**Exercise inputs**
"""
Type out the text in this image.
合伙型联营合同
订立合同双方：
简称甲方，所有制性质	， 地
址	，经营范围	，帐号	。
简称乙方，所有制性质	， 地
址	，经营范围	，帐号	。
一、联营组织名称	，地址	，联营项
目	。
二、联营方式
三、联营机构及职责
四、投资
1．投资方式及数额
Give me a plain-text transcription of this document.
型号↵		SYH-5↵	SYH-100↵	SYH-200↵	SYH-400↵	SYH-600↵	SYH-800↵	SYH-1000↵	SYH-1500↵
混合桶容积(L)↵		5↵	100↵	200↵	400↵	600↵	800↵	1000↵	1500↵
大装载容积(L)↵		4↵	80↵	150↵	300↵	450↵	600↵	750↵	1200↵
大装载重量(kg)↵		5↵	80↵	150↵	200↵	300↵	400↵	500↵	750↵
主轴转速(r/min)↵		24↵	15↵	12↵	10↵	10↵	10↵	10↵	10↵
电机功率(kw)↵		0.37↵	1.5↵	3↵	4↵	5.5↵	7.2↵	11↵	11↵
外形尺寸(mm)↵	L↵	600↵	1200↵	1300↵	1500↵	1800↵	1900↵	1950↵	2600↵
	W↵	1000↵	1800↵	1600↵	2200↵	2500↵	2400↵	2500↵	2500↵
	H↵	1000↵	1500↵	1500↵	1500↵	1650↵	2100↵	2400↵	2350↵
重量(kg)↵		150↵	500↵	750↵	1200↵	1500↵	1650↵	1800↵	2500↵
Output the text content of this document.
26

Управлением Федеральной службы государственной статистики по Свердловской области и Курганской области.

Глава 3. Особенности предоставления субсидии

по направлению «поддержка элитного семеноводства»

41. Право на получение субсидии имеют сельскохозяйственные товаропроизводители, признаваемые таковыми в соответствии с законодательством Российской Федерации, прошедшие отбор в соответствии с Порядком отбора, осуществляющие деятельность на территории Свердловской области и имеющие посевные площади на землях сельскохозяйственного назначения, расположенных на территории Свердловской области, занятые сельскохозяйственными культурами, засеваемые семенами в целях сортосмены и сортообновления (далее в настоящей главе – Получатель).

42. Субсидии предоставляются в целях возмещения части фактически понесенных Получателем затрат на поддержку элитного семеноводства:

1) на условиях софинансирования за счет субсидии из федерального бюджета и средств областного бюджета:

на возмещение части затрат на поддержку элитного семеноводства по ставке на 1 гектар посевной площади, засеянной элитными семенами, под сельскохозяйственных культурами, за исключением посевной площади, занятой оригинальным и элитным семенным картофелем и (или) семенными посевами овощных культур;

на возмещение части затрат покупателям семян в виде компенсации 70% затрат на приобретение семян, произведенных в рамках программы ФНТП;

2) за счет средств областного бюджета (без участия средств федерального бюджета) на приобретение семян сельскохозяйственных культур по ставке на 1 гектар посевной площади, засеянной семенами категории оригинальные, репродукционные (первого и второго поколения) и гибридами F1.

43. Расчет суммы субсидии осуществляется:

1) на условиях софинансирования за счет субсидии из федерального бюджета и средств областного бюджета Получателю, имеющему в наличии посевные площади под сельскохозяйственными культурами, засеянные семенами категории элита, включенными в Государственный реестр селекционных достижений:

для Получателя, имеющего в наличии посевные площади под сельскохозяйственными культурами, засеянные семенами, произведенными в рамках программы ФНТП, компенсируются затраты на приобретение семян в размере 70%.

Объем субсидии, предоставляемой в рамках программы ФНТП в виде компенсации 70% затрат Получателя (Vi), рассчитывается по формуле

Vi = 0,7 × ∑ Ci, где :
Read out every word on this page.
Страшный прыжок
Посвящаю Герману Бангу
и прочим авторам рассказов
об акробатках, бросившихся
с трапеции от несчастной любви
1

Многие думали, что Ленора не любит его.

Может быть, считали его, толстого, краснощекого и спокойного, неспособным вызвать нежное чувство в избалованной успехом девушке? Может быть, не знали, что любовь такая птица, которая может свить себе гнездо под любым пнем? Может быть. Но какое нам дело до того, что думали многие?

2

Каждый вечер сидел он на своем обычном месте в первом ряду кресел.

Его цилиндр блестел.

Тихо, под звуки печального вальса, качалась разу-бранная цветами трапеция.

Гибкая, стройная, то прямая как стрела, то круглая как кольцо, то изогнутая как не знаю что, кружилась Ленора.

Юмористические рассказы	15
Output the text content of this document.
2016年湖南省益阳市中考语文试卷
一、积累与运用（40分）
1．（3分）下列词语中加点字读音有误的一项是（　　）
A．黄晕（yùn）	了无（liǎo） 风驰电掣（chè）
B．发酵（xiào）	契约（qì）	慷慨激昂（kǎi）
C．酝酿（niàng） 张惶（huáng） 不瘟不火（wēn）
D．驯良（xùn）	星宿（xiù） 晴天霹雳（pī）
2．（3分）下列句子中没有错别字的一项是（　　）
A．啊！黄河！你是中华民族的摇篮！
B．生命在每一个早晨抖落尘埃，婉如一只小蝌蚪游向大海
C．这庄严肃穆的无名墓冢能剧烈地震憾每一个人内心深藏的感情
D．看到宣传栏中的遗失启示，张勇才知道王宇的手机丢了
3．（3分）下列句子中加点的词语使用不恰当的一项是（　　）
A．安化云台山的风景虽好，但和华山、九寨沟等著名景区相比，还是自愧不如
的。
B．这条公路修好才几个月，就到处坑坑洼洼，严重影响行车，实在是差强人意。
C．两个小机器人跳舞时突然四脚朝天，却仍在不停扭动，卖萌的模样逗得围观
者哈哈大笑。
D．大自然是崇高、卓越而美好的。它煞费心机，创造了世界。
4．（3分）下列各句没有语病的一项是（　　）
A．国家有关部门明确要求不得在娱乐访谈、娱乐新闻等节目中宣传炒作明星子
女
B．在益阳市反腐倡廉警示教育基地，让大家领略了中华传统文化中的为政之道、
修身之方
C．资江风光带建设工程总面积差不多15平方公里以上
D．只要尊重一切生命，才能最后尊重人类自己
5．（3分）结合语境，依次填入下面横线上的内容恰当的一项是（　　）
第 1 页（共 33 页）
"""
**Written task**
Copy out the whole listing exactly.

**Written reply**
Type out the text in this image.
合伙型联营合同
订立合同双方：
简称甲方，所有制性质	， 地
址	，经营范围	，帐号	。
简称乙方，所有制性质	， 地
址	，经营范围	，帐号	。
一、联营组织名称	，地址	，联营项
目	。
二、联营方式
三、联营机构及职责
四、投资
1．投资方式及数额
Give me a plain-text transcription of this document.
型号↵		SYH-5↵	SYH-100↵	SYH-200↵	SYH-400↵	SYH-600↵	SYH-800↵	SYH-1000↵	SYH-1500↵
混合桶容积(L)↵		5↵	100↵	200↵	400↵	600↵	800↵	1000↵	1500↵
大装载容积(L)↵		4↵	80↵	150↵	300↵	450↵	600↵	750↵	1200↵
大装载重量(kg)↵		5↵	80↵	150↵	200↵	300↵	400↵	500↵	750↵
主轴转速(r/min)↵		24↵	15↵	12↵	10↵	10↵	10↵	10↵	10↵
电机功率(kw)↵		0.37↵	1.5↵	3↵	4↵	5.5↵	7.2↵	11↵	11↵
外形尺寸(mm)↵	L↵	600↵	1200↵	1300↵	1500↵	1800↵	1900↵	1950↵	2600↵
	W↵	1000↵	1800↵	1600↵	2200↵	2500↵	2400↵	2500↵	2500↵
	H↵	1000↵	1500↵	1500↵	1500↵	1650↵	2100↵	2400↵	2350↵
重量(kg)↵		150↵	500↵	750↵	1200↵	1500↵	1650↵	1800↵	2500↵
Output the text content of this document.
26

Управлением Федеральной службы государственной статистики по Свердловской области и Курганской области.

Глава 3. Особенности предоставления субсидии

по направлению «поддержка элитного семеноводства»

41. Право на получение субсидии имеют сельскохозяйственные товаропроизводители, признаваемые таковыми в соответствии с законодательством Российской Федерации, прошедшие отбор в соответствии с Порядком отбора, осуществляющие деятельность на территории Свердловской области и имеющие посевные площади на землях сельскохозяйственного назначения, расположенных на территории Свердловской области, занятые сельскохозяйственными культурами, засеваемые семенами в целях сортосмены и сортообновления (далее в настоящей главе – Получатель).

42. Субсидии предоставляются в целях возмещения части фактически понесенных Получателем затрат на поддержку элитного семеноводства:

1) на условиях софинансирования за счет субсидии из федерального бюджета и средств областного бюджета:

на возмещение части затрат на поддержку элитного семеноводства по ставке на 1 гектар посевной площади, засеянной элитными семенами, под сельскохозяйственных культурами, за исключением посевной площади, занятой оригинальным и элитным семенным картофелем и (или) семенными посевами овощных культур;

на возмещение части затрат покупателям семян в виде компенсации 70% затрат на приобретение семян, произведенных в рамках программы ФНТП;

2) за счет средств областного бюджета (без участия средств федерального бюджета) на приобретение семян сельскохозяйственных культур по ставке на 1 гектар посевной площади, засеянной семенами категории оригинальные, репродукционные (первого и второго поколения) и гибридами F1.

43. Расчет суммы субсидии осуществляется:

1) на условиях софинансирования за счет субсидии из федерального бюджета и средств областного бюджета Получателю, имеющему в наличии посевные площади под сельскохозяйственными культурами, засеянные семенами категории элита, включенными в Государственный реестр селекционных достижений:

для Получателя, имеющего в наличии посевные площади под сельскохозяйственными культурами, засеянные семенами, произведенными в рамках программы ФНТП, компенсируются затраты на приобретение семян в размере 70%.

Объем субсидии, предоставляемой в рамках программы ФНТП в виде компенсации 70% затрат Получателя (Vi), рассчитывается по формуле

Vi = 0,7 × ∑ Ci, где :
Read out every word on this page.
Страшный прыжок
Посвящаю Герману Бангу
и прочим авторам рассказов
об акробатках, бросившихся
с трапеции от несчастной любви
1

Многие думали, что Ленора не любит его.

Может быть, считали его, толстого, краснощекого и спокойного, неспособным вызвать нежное чувство в избалованной успехом девушке? Может быть, не знали, что любовь такая птица, которая может свить себе гнездо под любым пнем? Может быть. Но какое нам дело до того, что думали многие?

2

Каждый вечер сидел он на своем обычном месте в первом ряду кресел.

Его цилиндр блестел.

Тихо, под звуки печального вальса, качалась разу-бранная цветами трапеция.

Гибкая, стройная, то прямая как стрела, то круглая как кольцо, то изогнутая как не знаю что, кружилась Ленора.

Юмористические рассказы	15
Output the text content of this document.
2016年湖南省益阳市中考语文试卷
一、积累与运用（40分）
1．（3分）下列词语中加点字读音有误的一项是（　　）
A．黄晕（yùn）	了无（liǎo） 风驰电掣（chè）
B．发酵（xiào）	契约（qì）	慷慨激昂（kǎi）
C．酝酿（niàng） 张惶（huáng） 不瘟不火（wēn）
D．驯良（xùn）	星宿（xiù） 晴天霹雳（pī）
2．（3分）下列句子中没有错别字的一项是（　　）
A．啊！黄河！你是中华民族的摇篮！
B．生命在每一个早晨抖落尘埃，婉如一只小蝌蚪游向大海
C．这庄严肃穆的无名墓冢能剧烈地震憾每一个人内心深藏的感情
D．看到宣传栏中的遗失启示，张勇才知道王宇的手机丢了
3．（3分）下列句子中加点的词语使用不恰当的一项是（　　）
A．安化云台山的风景虽好，但和华山、九寨沟等著名景区相比，还是自愧不如
的。
B．这条公路修好才几个月，就到处坑坑洼洼，严重影响行车，实在是差强人意。
C．两个小机器人跳舞时突然四脚朝天，却仍在不停扭动，卖萌的模样逗得围观
者哈哈大笑。
D．大自然是崇高、卓越而美好的。它煞费心机，创造了世界。
4．（3分）下列各句没有语病的一项是（　　）
A．国家有关部门明确要求不得在娱乐访谈、娱乐新闻等节目中宣传炒作明星子
女
B．在益阳市反腐倡廉警示教育基地，让大家领略了中华传统文化中的为政之道、
修身之方
C．资江风光带建设工程总面积差不多15平方公里以上
D．只要尊重一切生命，才能最后尊重人类自己
5．（3分）结合语境，依次填入下面横线上的内容恰当的一项是（　　）
第 1 页（共 33 页）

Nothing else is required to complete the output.